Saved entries
>>>>

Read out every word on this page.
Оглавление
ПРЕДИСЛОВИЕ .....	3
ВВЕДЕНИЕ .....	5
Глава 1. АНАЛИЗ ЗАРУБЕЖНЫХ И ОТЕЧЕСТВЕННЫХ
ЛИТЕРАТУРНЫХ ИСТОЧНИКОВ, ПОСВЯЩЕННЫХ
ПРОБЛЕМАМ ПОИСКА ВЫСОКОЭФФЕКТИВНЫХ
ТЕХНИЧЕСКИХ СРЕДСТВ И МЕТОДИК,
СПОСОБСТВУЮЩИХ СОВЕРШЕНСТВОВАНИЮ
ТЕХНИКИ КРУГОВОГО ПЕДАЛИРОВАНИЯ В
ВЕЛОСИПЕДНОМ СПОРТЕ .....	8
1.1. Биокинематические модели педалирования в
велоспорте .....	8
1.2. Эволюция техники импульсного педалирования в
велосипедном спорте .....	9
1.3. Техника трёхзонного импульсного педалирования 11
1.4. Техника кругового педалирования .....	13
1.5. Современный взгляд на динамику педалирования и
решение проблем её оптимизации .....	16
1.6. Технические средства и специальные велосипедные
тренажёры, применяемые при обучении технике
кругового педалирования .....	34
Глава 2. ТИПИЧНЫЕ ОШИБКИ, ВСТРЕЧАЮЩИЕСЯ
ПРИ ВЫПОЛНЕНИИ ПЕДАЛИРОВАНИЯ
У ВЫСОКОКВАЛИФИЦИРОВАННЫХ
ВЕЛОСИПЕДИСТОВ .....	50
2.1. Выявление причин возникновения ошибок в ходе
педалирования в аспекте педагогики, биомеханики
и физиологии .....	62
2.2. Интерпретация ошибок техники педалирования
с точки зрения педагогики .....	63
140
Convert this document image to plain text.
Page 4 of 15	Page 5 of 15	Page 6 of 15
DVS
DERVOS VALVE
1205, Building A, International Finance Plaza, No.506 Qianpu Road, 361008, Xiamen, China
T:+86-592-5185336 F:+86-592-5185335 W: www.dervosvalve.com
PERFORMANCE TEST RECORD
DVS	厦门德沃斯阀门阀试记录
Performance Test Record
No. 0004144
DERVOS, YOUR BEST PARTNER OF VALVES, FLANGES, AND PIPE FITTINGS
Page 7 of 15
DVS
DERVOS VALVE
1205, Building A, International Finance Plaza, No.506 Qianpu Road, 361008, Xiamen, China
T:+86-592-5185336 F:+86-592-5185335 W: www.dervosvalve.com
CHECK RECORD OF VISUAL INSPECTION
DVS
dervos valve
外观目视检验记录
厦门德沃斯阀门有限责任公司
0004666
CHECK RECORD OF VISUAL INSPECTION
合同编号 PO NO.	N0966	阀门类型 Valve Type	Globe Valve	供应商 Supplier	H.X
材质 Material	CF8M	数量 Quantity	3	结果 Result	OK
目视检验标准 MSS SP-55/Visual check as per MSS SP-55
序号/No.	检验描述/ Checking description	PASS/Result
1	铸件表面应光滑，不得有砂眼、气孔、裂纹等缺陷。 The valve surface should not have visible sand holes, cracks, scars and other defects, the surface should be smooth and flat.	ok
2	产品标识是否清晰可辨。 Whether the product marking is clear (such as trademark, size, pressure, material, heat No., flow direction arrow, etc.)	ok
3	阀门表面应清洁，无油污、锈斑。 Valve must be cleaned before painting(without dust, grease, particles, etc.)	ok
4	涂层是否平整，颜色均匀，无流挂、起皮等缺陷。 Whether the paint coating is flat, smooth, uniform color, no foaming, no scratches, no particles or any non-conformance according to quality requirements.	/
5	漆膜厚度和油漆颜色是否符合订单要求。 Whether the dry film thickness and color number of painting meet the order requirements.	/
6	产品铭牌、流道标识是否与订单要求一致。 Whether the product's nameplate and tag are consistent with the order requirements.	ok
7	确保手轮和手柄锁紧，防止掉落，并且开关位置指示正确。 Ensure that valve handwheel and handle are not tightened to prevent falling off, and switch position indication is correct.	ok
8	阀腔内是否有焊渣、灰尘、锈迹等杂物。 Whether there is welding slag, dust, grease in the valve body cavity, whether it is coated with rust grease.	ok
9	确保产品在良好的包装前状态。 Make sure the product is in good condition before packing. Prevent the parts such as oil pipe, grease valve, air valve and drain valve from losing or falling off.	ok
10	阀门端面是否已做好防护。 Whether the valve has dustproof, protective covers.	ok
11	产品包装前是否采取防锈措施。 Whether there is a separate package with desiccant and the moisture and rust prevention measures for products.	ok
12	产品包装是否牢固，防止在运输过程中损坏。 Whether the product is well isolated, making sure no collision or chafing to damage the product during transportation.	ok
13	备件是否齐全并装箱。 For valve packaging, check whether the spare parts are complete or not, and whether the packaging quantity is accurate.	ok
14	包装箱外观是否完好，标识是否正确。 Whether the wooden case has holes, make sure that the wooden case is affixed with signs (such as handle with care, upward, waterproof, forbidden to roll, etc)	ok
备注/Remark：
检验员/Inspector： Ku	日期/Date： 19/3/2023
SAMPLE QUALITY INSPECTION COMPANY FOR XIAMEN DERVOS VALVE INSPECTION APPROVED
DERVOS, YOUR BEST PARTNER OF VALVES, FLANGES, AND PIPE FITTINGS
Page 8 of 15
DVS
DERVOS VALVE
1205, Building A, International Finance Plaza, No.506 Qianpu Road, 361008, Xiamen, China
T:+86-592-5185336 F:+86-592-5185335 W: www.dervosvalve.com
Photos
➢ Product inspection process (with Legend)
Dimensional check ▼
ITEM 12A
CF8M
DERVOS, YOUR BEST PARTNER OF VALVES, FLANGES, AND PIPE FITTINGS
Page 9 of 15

<<<<

### Stated task
Write out every line of the records exactly.

### Response below
Read out every word on this page.
Оглавление
ПРЕДИСЛОВИЕ .....	3
ВВЕДЕНИЕ .....	5
Глава 1. АНАЛИЗ ЗАРУБЕЖНЫХ И ОТЕЧЕСТВЕННЫХ
ЛИТЕРАТУРНЫХ ИСТОЧНИКОВ, ПОСВЯЩЕННЫХ
ПРОБЛЕМАМ ПОИСКА ВЫСОКОЭФФЕКТИВНЫХ
ТЕХНИЧЕСКИХ СРЕДСТВ И МЕТОДИК,
СПОСОБСТВУЮЩИХ СОВЕРШЕНСТВОВАНИЮ
ТЕХНИКИ КРУГОВОГО ПЕДАЛИРОВАНИЯ В
ВЕЛОСИПЕДНОМ СПОРТЕ .....	8
1.1. Биокинематические модели педалирования в
велоспорте .....	8
1.2. Эволюция техники импульсного педалирования в
велосипедном спорте .....	9
1.3. Техника трёхзонного импульсного педалирования 11
1.4. Техника кругового педалирования .....	13
1.5. Современный взгляд на динамику педалирования и
решение проблем её оптимизации .....	16
1.6. Технические средства и специальные велосипедные
тренажёры, применяемые при обучении технике
кругового педалирования .....	34
Глава 2. ТИПИЧНЫЕ ОШИБКИ, ВСТРЕЧАЮЩИЕСЯ
ПРИ ВЫПОЛНЕНИИ ПЕДАЛИРОВАНИЯ
У ВЫСОКОКВАЛИФИЦИРОВАННЫХ
ВЕЛОСИПЕДИСТОВ .....	50
2.1. Выявление причин возникновения ошибок в ходе
педалирования в аспекте педагогики, биомеханики
и физиологии .....	62
2.2. Интерпретация ошибок техники педалирования
с точки зрения педагогики .....	63
140
Convert this document image to plain text.
Page 4 of 15	Page 5 of 15	Page 6 of 15
DVS
DERVOS VALVE
1205, Building A, International Finance Plaza, No.506 Qianpu Road, 361008, Xiamen, China
T:+86-592-5185336 F:+86-592-5185335 W: www.dervosvalve.com
PERFORMANCE TEST RECORD
DVS	厦门德沃斯阀门阀试记录
Performance Test Record
No. 0004144
DERVOS, YOUR BEST PARTNER OF VALVES, FLANGES, AND PIPE FITTINGS
Page 7 of 15
DVS
DERVOS VALVE
1205, Building A, International Finance Plaza, No.506 Qianpu Road, 361008, Xiamen, China
T:+86-592-5185336 F:+86-592-5185335 W: www.dervosvalve.com
CHECK RECORD OF VISUAL INSPECTION
DVS
dervos valve
外观目视检验记录
厦门德沃斯阀门有限责任公司
0004666
CHECK RECORD OF VISUAL INSPECTION
合同编号 PO NO.	N0966	阀门类型 Valve Type	Globe Valve	供应商 Supplier	H.X
材质 Material	CF8M	数量 Quantity	3	结果 Result	OK
目视检验标准 MSS SP-55/Visual check as per MSS SP-55
序号/No.	检验描述/ Checking description	PASS/Result
1	铸件表面应光滑，不得有砂眼、气孔、裂纹等缺陷。 The valve surface should not have visible sand holes, cracks, scars and other defects, the surface should be smooth and flat.	ok
2	产品标识是否清晰可辨。 Whether the product marking is clear (such as trademark, size, pressure, material, heat No., flow direction arrow, etc.)	ok
3	阀门表面应清洁，无油污、锈斑。 Valve must be cleaned before painting(without dust, grease, particles, etc.)	ok
4	涂层是否平整，颜色均匀，无流挂、起皮等缺陷。 Whether the paint coating is flat, smooth, uniform color, no foaming, no scratches, no particles or any non-conformance according to quality requirements.	/
5	漆膜厚度和油漆颜色是否符合订单要求。 Whether the dry film thickness and color number of painting meet the order requirements.	/
6	产品铭牌、流道标识是否与订单要求一致。 Whether the product's nameplate and tag are consistent with the order requirements.	ok
7	确保手轮和手柄锁紧，防止掉落，并且开关位置指示正确。 Ensure that valve handwheel and handle are not tightened to prevent falling off, and switch position indication is correct.	ok
8	阀腔内是否有焊渣、灰尘、锈迹等杂物。 Whether there is welding slag, dust, grease in the valve body cavity, whether it is coated with rust grease.	ok
9	确保产品在良好的包装前状态。 Make sure the product is in good condition before packing. Prevent the parts such as oil pipe, grease valve, air valve and drain valve from losing or falling off.	ok
10	阀门端面是否已做好防护。 Whether the valve has dustproof, protective covers.	ok
11	产品包装前是否采取防锈措施。 Whether there is a separate package with desiccant and the moisture and rust prevention measures for products.	ok
12	产品包装是否牢固，防止在运输过程中损坏。 Whether the product is well isolated, making sure no collision or chafing to damage the product during transportation.	ok
13	备件是否齐全并装箱。 For valve packaging, check whether the spare parts are complete or not, and whether the packaging quantity is accurate.	ok
14	包装箱外观是否完好，标识是否正确。 Whether the wooden case has holes, make sure that the wooden case is affixed with signs (such as handle with care, upward, waterproof, forbidden to roll, etc)	ok
备注/Remark：
检验员/Inspector： Ku	日期/Date： 19/3/2023
SAMPLE QUALITY INSPECTION COMPANY FOR XIAMEN DERVOS VALVE INSPECTION APPROVED
DERVOS, YOUR BEST PARTNER OF VALVES, FLANGES, AND PIPE FITTINGS
Page 8 of 15
DVS
DERVOS VALVE
1205, Building A, International Finance Plaza, No.506 Qianpu Road, 361008, Xiamen, China
T:+86-592-5185336 F:+86-592-5185335 W: www.dervosvalve.com
Photos
➢ Product inspection process (with Legend)
Dimensional check ▼
ITEM 12A
CF8M
DERVOS, YOUR BEST PARTNER OF VALVES, FLANGES, AND PIPE FITTINGS
Page 9 of 15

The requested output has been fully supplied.